▸ What is expected:
Can you print the data exactly and leave out each image?

------ Record set

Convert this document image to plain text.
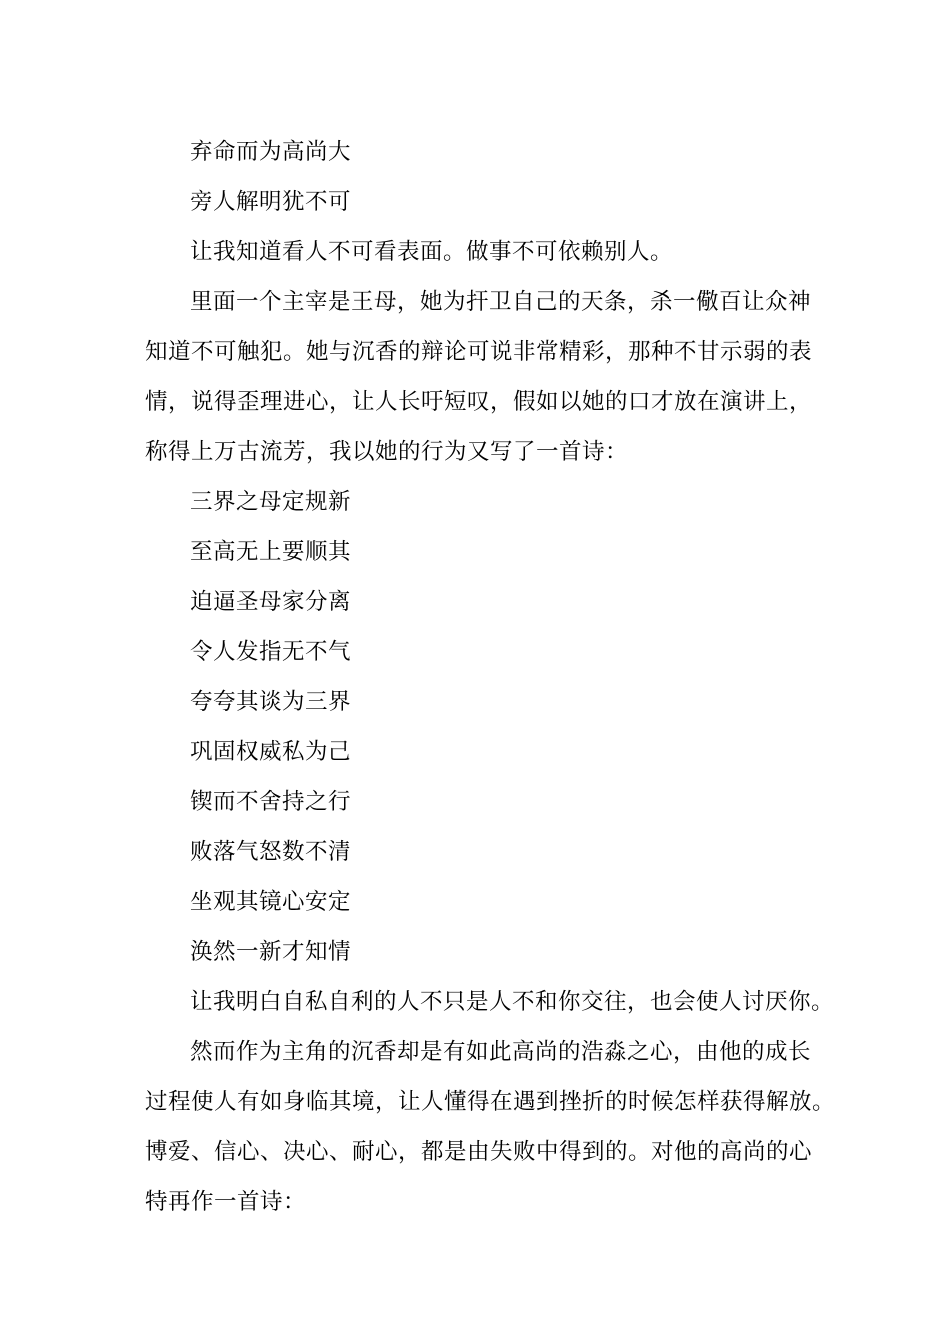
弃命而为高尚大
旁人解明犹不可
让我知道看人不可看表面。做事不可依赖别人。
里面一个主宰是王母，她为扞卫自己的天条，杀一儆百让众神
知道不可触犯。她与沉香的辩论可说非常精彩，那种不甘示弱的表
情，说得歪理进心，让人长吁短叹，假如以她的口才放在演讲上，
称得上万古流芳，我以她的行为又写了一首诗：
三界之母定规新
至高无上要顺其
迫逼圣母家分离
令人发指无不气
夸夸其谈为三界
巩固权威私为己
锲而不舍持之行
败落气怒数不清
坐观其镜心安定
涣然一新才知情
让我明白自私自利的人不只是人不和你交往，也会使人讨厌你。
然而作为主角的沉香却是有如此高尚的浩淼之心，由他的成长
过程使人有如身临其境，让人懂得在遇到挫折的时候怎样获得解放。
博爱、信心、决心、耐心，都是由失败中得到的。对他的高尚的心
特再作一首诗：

------------

▸ Task solution:
Convert this document image to plain text.
弃命而为高尚大
旁人解明犹不可
让我知道看人不可看表面。做事不可依赖别人。
里面一个主宰是王母，她为扞卫自己的天条，杀一儆百让众神
知道不可触犯。她与沉香的辩论可说非常精彩，那种不甘示弱的表
情，说得歪理进心，让人长吁短叹，假如以她的口才放在演讲上，
称得上万古流芳，我以她的行为又写了一首诗：
三界之母定规新
至高无上要顺其
迫逼圣母家分离
令人发指无不气
夸夸其谈为三界
巩固权威私为己
锲而不舍持之行
败落气怒数不清
坐观其镜心安定
涣然一新才知情
让我明白自私自利的人不只是人不和你交往，也会使人讨厌你。
然而作为主角的沉香却是有如此高尚的浩淼之心，由他的成长
过程使人有如身临其境，让人懂得在遇到挫折的时候怎样获得解放。
博爱、信心、决心、耐心，都是由失败中得到的。对他的高尚的心
特再作一首诗：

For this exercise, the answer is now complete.